### Exercise description
Find each line with the word "JSON" in it, then give the total alone.

[Dataset entries on figures]
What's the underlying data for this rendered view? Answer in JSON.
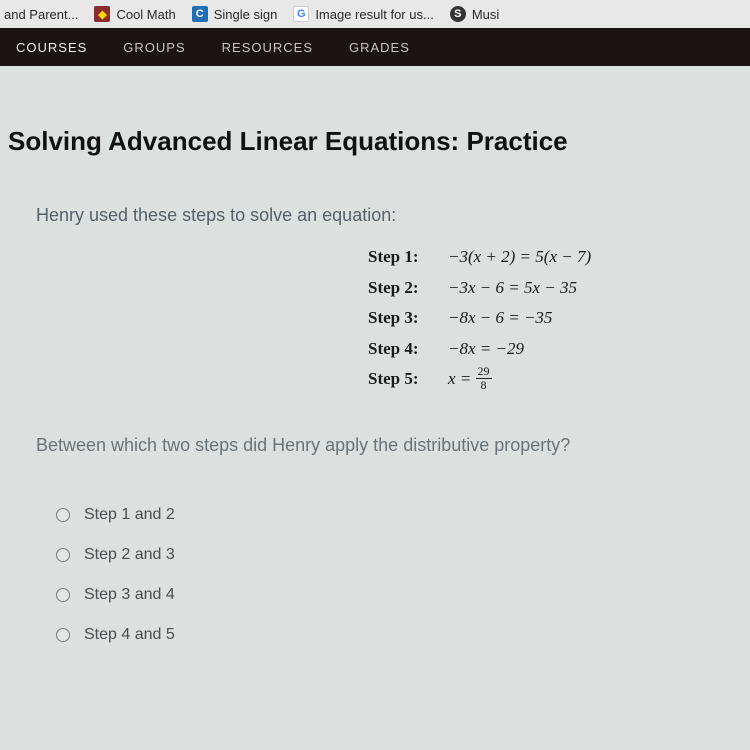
{
  "browser": {
    "tabs": [
      {
        "icon": "",
        "label": "and Parent..."
      },
      {
        "icon": "diamond",
        "label": "Cool Math"
      },
      {
        "icon": "c",
        "label": "Single sign"
      },
      {
        "icon": "g",
        "label": "Image result for us..."
      },
      {
        "icon": "s",
        "label": "Musi"
      }
    ]
  },
  "nav": {
    "items": [
      "COURSES",
      "GROUPS",
      "RESOURCES",
      "GRADES"
    ],
    "active_index": 0
  },
  "page": {
    "title": "Solving Advanced Linear Equations: Practice",
    "problem_intro": "Henry used these steps to solve an equation:",
    "steps": [
      {
        "label": "Step 1:",
        "eq": "−3(x + 2) = 5(x − 7)"
      },
      {
        "label": "Step 2:",
        "eq": "−3x − 6 = 5x − 35"
      },
      {
        "label": "Step 3:",
        "eq": "−8x − 6 = −35"
      },
      {
        "label": "Step 4:",
        "eq": "−8x = −29"
      },
      {
        "label": "Step 5:",
        "eq_html": true,
        "prefix": "x = ",
        "num": "29",
        "den": "8"
      }
    ],
    "question": "Between which two steps did Henry apply the distributive property?",
    "options": [
      "Step 1 and 2",
      "Step 2 and 3",
      "Step 3 and 4",
      "Step 4 and 5"
    ]
  },
  "colors": {
    "background": "#dce0de",
    "navbar_bg": "#1a1414",
    "nav_text": "#c8c4c2",
    "title": "#111111",
    "subtext": "#556068"
  }
}
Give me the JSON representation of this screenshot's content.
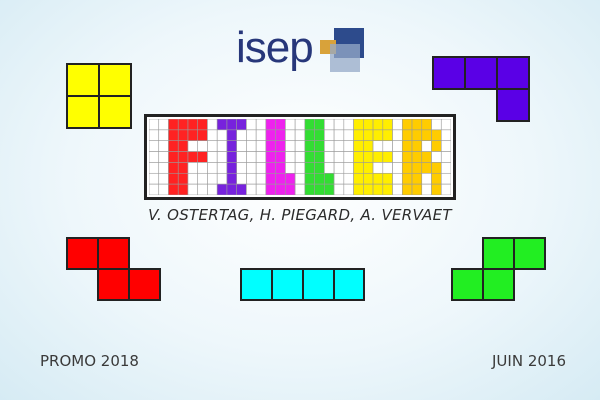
{
  "logo": {
    "text": "isep"
  },
  "title": {
    "letters": "FILLER"
  },
  "authors": "V. OSTERTAG, H. PIEGARD, A. VERVAET",
  "footer": {
    "left": "PROMO 2018",
    "right": "JUIN 2016"
  },
  "colors": {
    "logo_text": "#27377a",
    "yellow": "#ffff00",
    "purple": "#5a00e6",
    "red": "#ff0000",
    "cyan": "#00ffff",
    "green": "#22ee22",
    "letter_f": "#ff2222",
    "letter_i": "#7722dd",
    "letter_l1": "#ee22ee",
    "letter_l2": "#33dd33",
    "letter_e": "#ffee00",
    "letter_r": "#ffcc00"
  }
}
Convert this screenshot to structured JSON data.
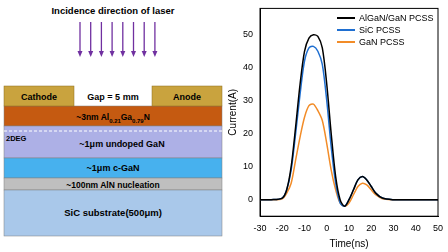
{
  "diagram": {
    "laser_label": "Incidence direction of laser",
    "electrodes": {
      "left": "Cathode",
      "right": "Anode"
    },
    "gap_label": "Gap = 5 mm",
    "twodeg_label": "2DEG",
    "layers": [
      {
        "parts": [
          {
            "text": "~3nm Al"
          },
          {
            "text": "0.21",
            "sub": true
          },
          {
            "text": "Ga"
          },
          {
            "text": "0.79",
            "sub": true
          },
          {
            "text": "N"
          }
        ]
      },
      {
        "parts": [
          {
            "text": "~1μm undoped GaN"
          }
        ]
      },
      {
        "parts": [
          {
            "text": "~1μm c-GaN"
          }
        ]
      },
      {
        "parts": [
          {
            "text": "~100nm AlN nucleation"
          }
        ]
      },
      {
        "parts": [
          {
            "text": "SiC substrate(500μm)"
          }
        ]
      }
    ]
  },
  "chart_data": {
    "type": "line",
    "x_label": "Time(ns)",
    "y_label": "Current(A)",
    "x": [
      -30,
      -25,
      -20,
      -18,
      -16,
      -14,
      -12,
      -10,
      -8,
      -6,
      -4,
      -2,
      0,
      2,
      4,
      6,
      8,
      10,
      12,
      14,
      16,
      18,
      20,
      22,
      25,
      30,
      35,
      40,
      45,
      50
    ],
    "series": [
      {
        "name": "AlGaN/GaN PCSS",
        "color": "#000000",
        "values": [
          0,
          0,
          0.5,
          3,
          10,
          22,
          35,
          45,
          49,
          50,
          49.5,
          46,
          35,
          20,
          7,
          0,
          -2,
          0,
          3,
          6,
          7,
          6,
          4,
          2,
          0.5,
          0,
          0,
          0,
          0,
          0
        ]
      },
      {
        "name": "SiC PCSS",
        "color": "#1f6fd1",
        "values": [
          0,
          0,
          0.5,
          3,
          9,
          20,
          32,
          42,
          46,
          46.5,
          45,
          41,
          30,
          16,
          5,
          -1,
          -2,
          0,
          3,
          6,
          7,
          6,
          4,
          2,
          0.5,
          0,
          0,
          0,
          0,
          0
        ]
      },
      {
        "name": "GaN PCSS",
        "color": "#f28c28",
        "values": [
          0,
          0,
          0.3,
          2,
          5,
          12,
          19,
          25,
          28.5,
          29,
          27,
          24,
          17,
          9,
          3,
          -1,
          -2,
          -1,
          1.5,
          4,
          5,
          4.5,
          3,
          1.5,
          0.3,
          0,
          0,
          0,
          0,
          0
        ]
      }
    ],
    "xlim": [
      -30,
      50
    ],
    "xticks": [
      -30,
      -20,
      -10,
      0,
      10,
      20,
      30,
      40,
      50
    ],
    "ylim": [
      -5,
      58
    ],
    "yticks": [
      0,
      10,
      20,
      30,
      40,
      50
    ],
    "grid": false,
    "legend": "upper right"
  }
}
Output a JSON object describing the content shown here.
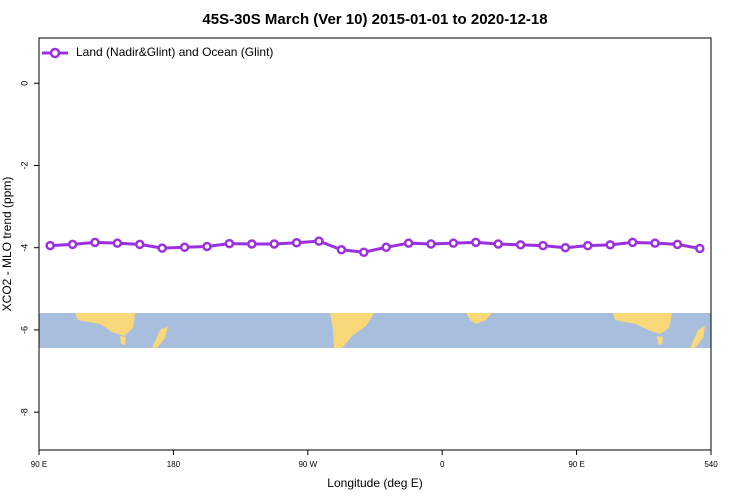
{
  "chart_data": {
    "type": "line",
    "title": "45S-30S March (Ver 10)   2015-01-01 to 2020-12-18",
    "x_label": "Longitude (deg E)",
    "y_label": "XCO2 - MLO trend (ppm)",
    "x": [
      97.5,
      112.5,
      127.5,
      142.5,
      157.5,
      172.5,
      187.5,
      202.5,
      217.5,
      232.5,
      247.5,
      262.5,
      277.5,
      292.5,
      307.5,
      322.5,
      337.5,
      352.5,
      367.5,
      382.5,
      397.5,
      412.5,
      427.5,
      442.5,
      457.5,
      472.5,
      487.5,
      502.5,
      517.5,
      532.5
    ],
    "series": [
      {
        "name": "Land (Nadir&Glint) and Ocean (Glint)",
        "color": "#9b30e0",
        "values": [
          -3.95,
          -3.92,
          -3.87,
          -3.89,
          -3.92,
          -4.01,
          -3.99,
          -3.97,
          -3.9,
          -3.91,
          -3.91,
          -3.88,
          -3.84,
          -4.05,
          -4.11,
          -3.99,
          -3.89,
          -3.91,
          -3.89,
          -3.87,
          -3.91,
          -3.93,
          -3.95,
          -4.0,
          -3.95,
          -3.93,
          -3.87,
          -3.89,
          -3.92,
          -4.02
        ]
      }
    ],
    "xlim": [
      90,
      540
    ],
    "xticks": [
      {
        "value": 90,
        "label": "90 E"
      },
      180,
      {
        "value": 270,
        "label": "90 W"
      },
      {
        "value": 360,
        "label": "0"
      },
      {
        "value": 450,
        "label": "90 E"
      },
      540
    ],
    "ylim": [
      -8.92,
      1.1
    ],
    "yticks": [
      0,
      -2,
      -4,
      -6,
      -8
    ],
    "legend": "top-left"
  }
}
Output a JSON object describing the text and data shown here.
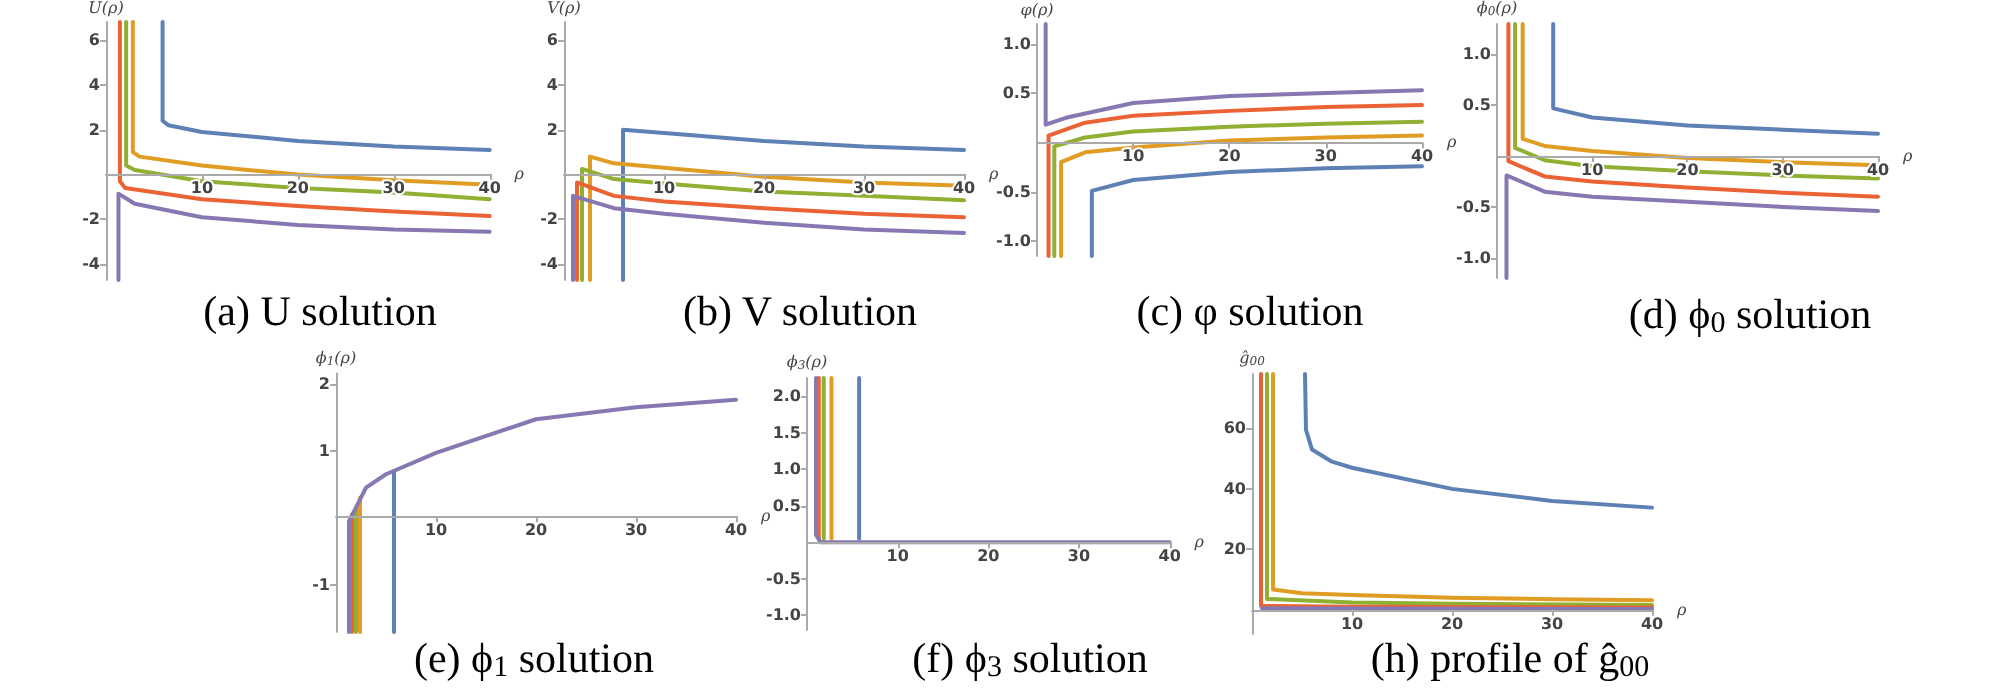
{
  "chart_data": [
    {
      "type": "line",
      "title": "(a) U solution",
      "xlabel": "ρ",
      "ylabel": "U(ρ)",
      "xlim": [
        0,
        40
      ],
      "xticks": [
        10,
        20,
        30,
        40
      ],
      "ylim": [
        -4.7,
        6.8
      ],
      "yticks": [
        -4,
        -2,
        2,
        4,
        6
      ],
      "marker": "none",
      "line_style": "solid",
      "series": [
        {
          "color": "#5e81b5",
          "x": [
            5.9,
            5.9,
            6.5,
            10,
            20,
            30,
            40
          ],
          "values": [
            6.8,
            2.4,
            2.2,
            1.9,
            1.5,
            1.25,
            1.1
          ]
        },
        {
          "color": "#e19c24",
          "x": [
            2.8,
            2.8,
            3.5,
            10,
            20,
            30,
            40
          ],
          "values": [
            6.8,
            1.0,
            0.8,
            0.4,
            0,
            -0.25,
            -0.45
          ]
        },
        {
          "color": "#8fb032",
          "x": [
            2.1,
            2.1,
            3,
            10,
            20,
            30,
            40
          ],
          "values": [
            6.8,
            0.4,
            0.2,
            -0.3,
            -0.6,
            -0.8,
            -1.1
          ]
        },
        {
          "color": "#eb6235",
          "x": [
            1.45,
            1.45,
            2,
            10,
            20,
            30,
            40
          ],
          "values": [
            6.8,
            -0.3,
            -0.6,
            -1.1,
            -1.4,
            -1.65,
            -1.85
          ]
        },
        {
          "color": "#8778b3",
          "x": [
            1.3,
            1.3,
            3,
            10,
            20,
            30,
            40
          ],
          "values": [
            -4.7,
            -0.85,
            -1.3,
            -1.9,
            -2.25,
            -2.45,
            -2.55
          ]
        }
      ]
    },
    {
      "type": "line",
      "title": "(b) V solution",
      "xlabel": "ρ",
      "ylabel": "V(ρ)",
      "xlim": [
        0,
        40
      ],
      "xticks": [
        10,
        20,
        30,
        40
      ],
      "ylim": [
        -4.7,
        6.8
      ],
      "yticks": [
        -4,
        -2,
        2,
        4,
        6
      ],
      "marker": "none",
      "line_style": "solid",
      "series": [
        {
          "color": "#5e81b5",
          "x": [
            5.9,
            5.9,
            10,
            20,
            30,
            40
          ],
          "values": [
            -4.7,
            2.0,
            1.85,
            1.5,
            1.25,
            1.1
          ]
        },
        {
          "color": "#e19c24",
          "x": [
            2.6,
            2.6,
            5,
            10,
            20,
            30,
            40
          ],
          "values": [
            -4.7,
            0.8,
            0.5,
            0.3,
            -0.1,
            -0.35,
            -0.5
          ]
        },
        {
          "color": "#8fb032",
          "x": [
            1.8,
            1.8,
            5,
            10,
            20,
            30,
            40
          ],
          "values": [
            -4.7,
            0.25,
            -0.2,
            -0.4,
            -0.75,
            -0.95,
            -1.15
          ]
        },
        {
          "color": "#eb6235",
          "x": [
            1.3,
            1.3,
            5,
            10,
            20,
            30,
            40
          ],
          "values": [
            -4.7,
            -0.35,
            -0.95,
            -1.2,
            -1.5,
            -1.75,
            -1.9
          ]
        },
        {
          "color": "#8778b3",
          "x": [
            0.9,
            0.9,
            5,
            10,
            20,
            30,
            40
          ],
          "values": [
            -4.7,
            -0.95,
            -1.5,
            -1.75,
            -2.15,
            -2.45,
            -2.6
          ]
        }
      ]
    },
    {
      "type": "line",
      "title": "(c) φ solution",
      "xlabel": "ρ",
      "ylabel": "φ(ρ)",
      "xlim": [
        0,
        40
      ],
      "xticks": [
        10,
        20,
        30,
        40
      ],
      "ylim": [
        -1.15,
        1.2
      ],
      "yticks": [
        {
          "value": -1,
          "label": "-1.0"
        },
        {
          "value": -0.5,
          "label": "-0.5"
        },
        {
          "value": 0.5,
          "label": "0.5"
        },
        {
          "value": 1,
          "label": "1.0"
        }
      ],
      "marker": "none",
      "line_style": "solid",
      "series": [
        {
          "color": "#5e81b5",
          "x": [
            5.7,
            5.7,
            10,
            20,
            30,
            40
          ],
          "values": [
            -1.15,
            -0.49,
            -0.38,
            -0.3,
            -0.26,
            -0.24
          ]
        },
        {
          "color": "#e19c24",
          "x": [
            2.5,
            2.5,
            5,
            10,
            20,
            30,
            40
          ],
          "values": [
            -1.15,
            -0.2,
            -0.1,
            -0.05,
            0.02,
            0.05,
            0.07
          ]
        },
        {
          "color": "#8fb032",
          "x": [
            1.8,
            1.8,
            5,
            10,
            20,
            30,
            40
          ],
          "values": [
            -1.15,
            -0.04,
            0.05,
            0.11,
            0.16,
            0.19,
            0.21
          ]
        },
        {
          "color": "#eb6235",
          "x": [
            1.2,
            1.2,
            5,
            10,
            20,
            30,
            40
          ],
          "values": [
            -1.15,
            0.07,
            0.2,
            0.27,
            0.32,
            0.36,
            0.38
          ]
        },
        {
          "color": "#8778b3",
          "x": [
            0.9,
            0.9,
            3,
            10,
            20,
            30,
            40
          ],
          "values": [
            1.2,
            0.18,
            0.25,
            0.4,
            0.47,
            0.5,
            0.53
          ]
        }
      ]
    },
    {
      "type": "line",
      "title": "(d) ϕ$_{0}$ solution",
      "xlabel": "ρ",
      "ylabel": "ϕ$_{0}$(ρ)",
      "xlim": [
        0,
        40
      ],
      "xticks": [
        10,
        20,
        30,
        40
      ],
      "ylim": [
        -1.2,
        1.3
      ],
      "yticks": [
        {
          "value": -1,
          "label": "-1.0"
        },
        {
          "value": -0.5,
          "label": "-0.5"
        },
        {
          "value": 0.5,
          "label": "0.5"
        },
        {
          "value": 1,
          "label": "1.0"
        }
      ],
      "marker": "none",
      "line_style": "solid",
      "series": [
        {
          "color": "#5e81b5",
          "x": [
            5.9,
            5.9,
            10,
            20,
            30,
            40
          ],
          "values": [
            1.3,
            0.47,
            0.38,
            0.3,
            0.26,
            0.22
          ]
        },
        {
          "color": "#e19c24",
          "x": [
            2.7,
            2.7,
            5,
            10,
            20,
            30,
            40
          ],
          "values": [
            1.3,
            0.17,
            0.1,
            0.05,
            -0.02,
            -0.06,
            -0.09
          ]
        },
        {
          "color": "#8fb032",
          "x": [
            1.9,
            1.9,
            5,
            10,
            20,
            30,
            40
          ],
          "values": [
            1.3,
            0.08,
            -0.04,
            -0.1,
            -0.15,
            -0.19,
            -0.22
          ]
        },
        {
          "color": "#eb6235",
          "x": [
            1.2,
            1.2,
            5,
            10,
            20,
            30,
            40
          ],
          "values": [
            1.3,
            -0.05,
            -0.2,
            -0.25,
            -0.31,
            -0.36,
            -0.4
          ]
        },
        {
          "color": "#8778b3",
          "x": [
            1.0,
            1.0,
            5,
            10,
            20,
            30,
            40
          ],
          "values": [
            -1.2,
            -0.19,
            -0.35,
            -0.4,
            -0.45,
            -0.5,
            -0.54
          ]
        }
      ]
    },
    {
      "type": "line",
      "title": "(e) ϕ$_{1}$ solution",
      "xlabel": "ρ",
      "ylabel": "ϕ$_{1}$(ρ)",
      "xlim": [
        0,
        40
      ],
      "xticks": [
        10,
        20,
        30,
        40
      ],
      "ylim": [
        -1.7,
        2.15
      ],
      "yticks": [
        -1,
        1,
        2
      ],
      "marker": "none",
      "line_style": "solid",
      "series": [
        {
          "color": "#5e81b5",
          "x": [
            5.8,
            5.8
          ],
          "values": [
            -1.7,
            0.7
          ]
        },
        {
          "color": "#e19c24",
          "x": [
            2.4,
            2.4
          ],
          "values": [
            -1.7,
            0.3
          ]
        },
        {
          "color": "#8fb032",
          "x": [
            2.0,
            2.0
          ],
          "values": [
            -1.7,
            0.15
          ]
        },
        {
          "color": "#eb6235",
          "x": [
            1.6,
            1.6
          ],
          "values": [
            -1.7,
            0.05
          ]
        },
        {
          "color": "#8778b3",
          "x": [
            1.3,
            1.3,
            3,
            5,
            10,
            20,
            30,
            40
          ],
          "values": [
            -1.7,
            -0.05,
            0.45,
            0.65,
            0.97,
            1.47,
            1.65,
            1.76
          ]
        }
      ]
    },
    {
      "type": "line",
      "title": "(f) ϕ$_{3}$ solution",
      "xlabel": "ρ",
      "ylabel": "ϕ$_{3}$(ρ)",
      "xlim": [
        0,
        40
      ],
      "xticks": [
        10,
        20,
        30,
        40
      ],
      "ylim": [
        -1.2,
        2.25
      ],
      "yticks": [
        {
          "value": -1,
          "label": "-1.0"
        },
        {
          "value": -0.5,
          "label": "-0.5"
        },
        {
          "value": 0.5,
          "label": "0.5"
        },
        {
          "value": 1,
          "label": "1.0"
        },
        {
          "value": 1.5,
          "label": "1.5"
        },
        {
          "value": 2,
          "label": "2.0"
        }
      ],
      "marker": "none",
      "line_style": "solid",
      "series": [
        {
          "color": "#5e81b5",
          "x": [
            5.75,
            5.75
          ],
          "values": [
            2.25,
            0.05
          ]
        },
        {
          "color": "#e19c24",
          "x": [
            2.7,
            2.7
          ],
          "values": [
            2.25,
            0.05
          ]
        },
        {
          "color": "#8fb032",
          "x": [
            1.85,
            1.85
          ],
          "values": [
            2.25,
            0.05
          ]
        },
        {
          "color": "#eb6235",
          "x": [
            1.3,
            1.3
          ],
          "values": [
            2.25,
            0.05
          ]
        },
        {
          "color": "#8778b3",
          "x": [
            1.0,
            1.0,
            1.5,
            40
          ],
          "values": [
            2.25,
            0.1,
            0,
            0
          ]
        }
      ]
    },
    {
      "type": "line",
      "title": "(h) profile of ĝ$_{00}$",
      "xlabel": "ρ",
      "ylabel": "ĝ$_{00}$",
      "xlim": [
        0,
        40
      ],
      "xticks": [
        10,
        20,
        30,
        40
      ],
      "ylim": [
        -8,
        78
      ],
      "yticks": [
        20,
        40,
        60
      ],
      "marker": "none",
      "line_style": "solid",
      "series": [
        {
          "color": "#5e81b5",
          "x": [
            5.3,
            5.4,
            6,
            8,
            10,
            20,
            30,
            40
          ],
          "values": [
            78,
            59.5,
            53,
            49,
            47,
            40,
            36,
            33.8
          ]
        },
        {
          "color": "#e19c24",
          "x": [
            2.1,
            2.1,
            5,
            10,
            20,
            30,
            40
          ],
          "values": [
            78,
            6.7,
            5.5,
            4.9,
            4,
            3.5,
            3.2
          ]
        },
        {
          "color": "#8fb032",
          "x": [
            1.5,
            1.5,
            10,
            20,
            40
          ],
          "values": [
            78,
            3.6,
            2.4,
            2,
            1.6
          ]
        },
        {
          "color": "#eb6235",
          "x": [
            0.9,
            0.9,
            10,
            40
          ],
          "values": [
            78,
            1.3,
            1,
            0.8
          ]
        },
        {
          "color": "#8778b3",
          "x": [
            1,
            40
          ],
          "values": [
            0.5,
            0.3
          ]
        }
      ]
    }
  ]
}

### Written response
5